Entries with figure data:

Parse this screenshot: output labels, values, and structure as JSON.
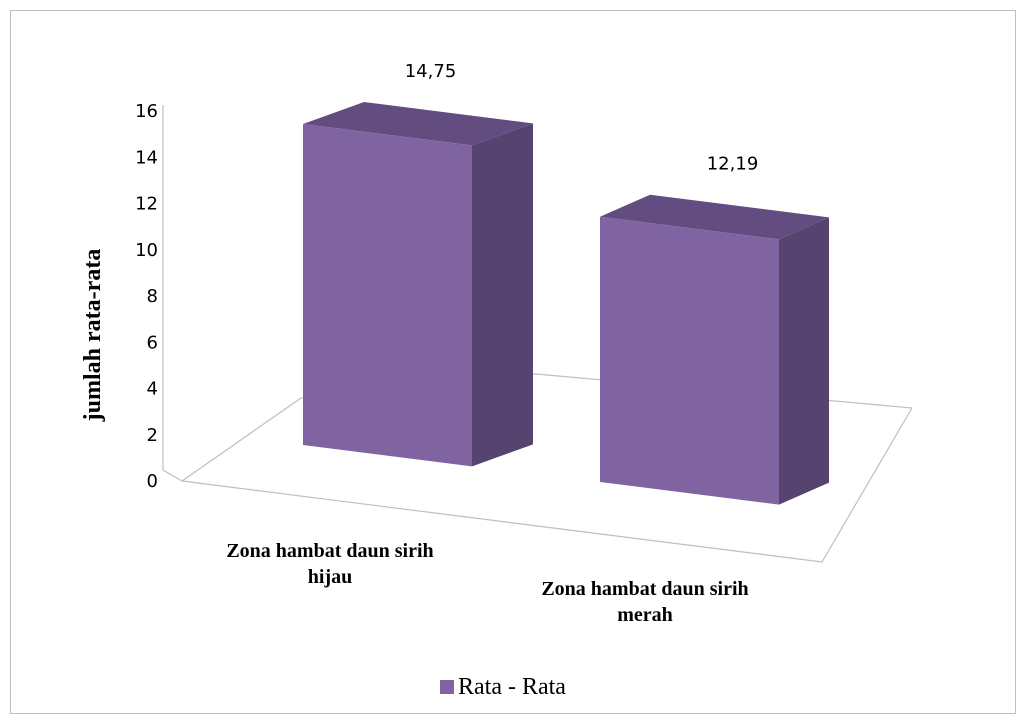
{
  "chart_data": {
    "type": "bar",
    "style": "3d-column",
    "categories": [
      [
        "Zona hambat daun sirih",
        "hijau"
      ],
      [
        "Zona hambat daun sirih",
        "merah"
      ]
    ],
    "series": [
      {
        "name": "Rata - Rata",
        "values": [
          14.75,
          12.19
        ],
        "color": "#8064a2"
      }
    ],
    "data_labels": [
      "14,75",
      "12,19"
    ],
    "ylabel": "jumlah rata-rata",
    "xlabel": "",
    "title": "",
    "ylim": [
      0,
      16
    ],
    "yticks": [
      0,
      2,
      4,
      6,
      8,
      10,
      12,
      14,
      16
    ],
    "grid": false,
    "legend_position": "bottom"
  }
}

_Description of the task_
Restate the records above in full, word for word. Keep pictures out.

_The solution_
Parse this screenshot: output labels, values, and structure as JSON.
{
  "chart_data": {
    "type": "bar",
    "style": "3d-column",
    "categories": [
      [
        "Zona hambat daun sirih",
        "hijau"
      ],
      [
        "Zona hambat daun sirih",
        "merah"
      ]
    ],
    "series": [
      {
        "name": "Rata - Rata",
        "values": [
          14.75,
          12.19
        ],
        "color": "#8064a2"
      }
    ],
    "data_labels": [
      "14,75",
      "12,19"
    ],
    "ylabel": "jumlah rata-rata",
    "xlabel": "",
    "title": "",
    "ylim": [
      0,
      16
    ],
    "yticks": [
      0,
      2,
      4,
      6,
      8,
      10,
      12,
      14,
      16
    ],
    "grid": false,
    "legend_position": "bottom"
  }
}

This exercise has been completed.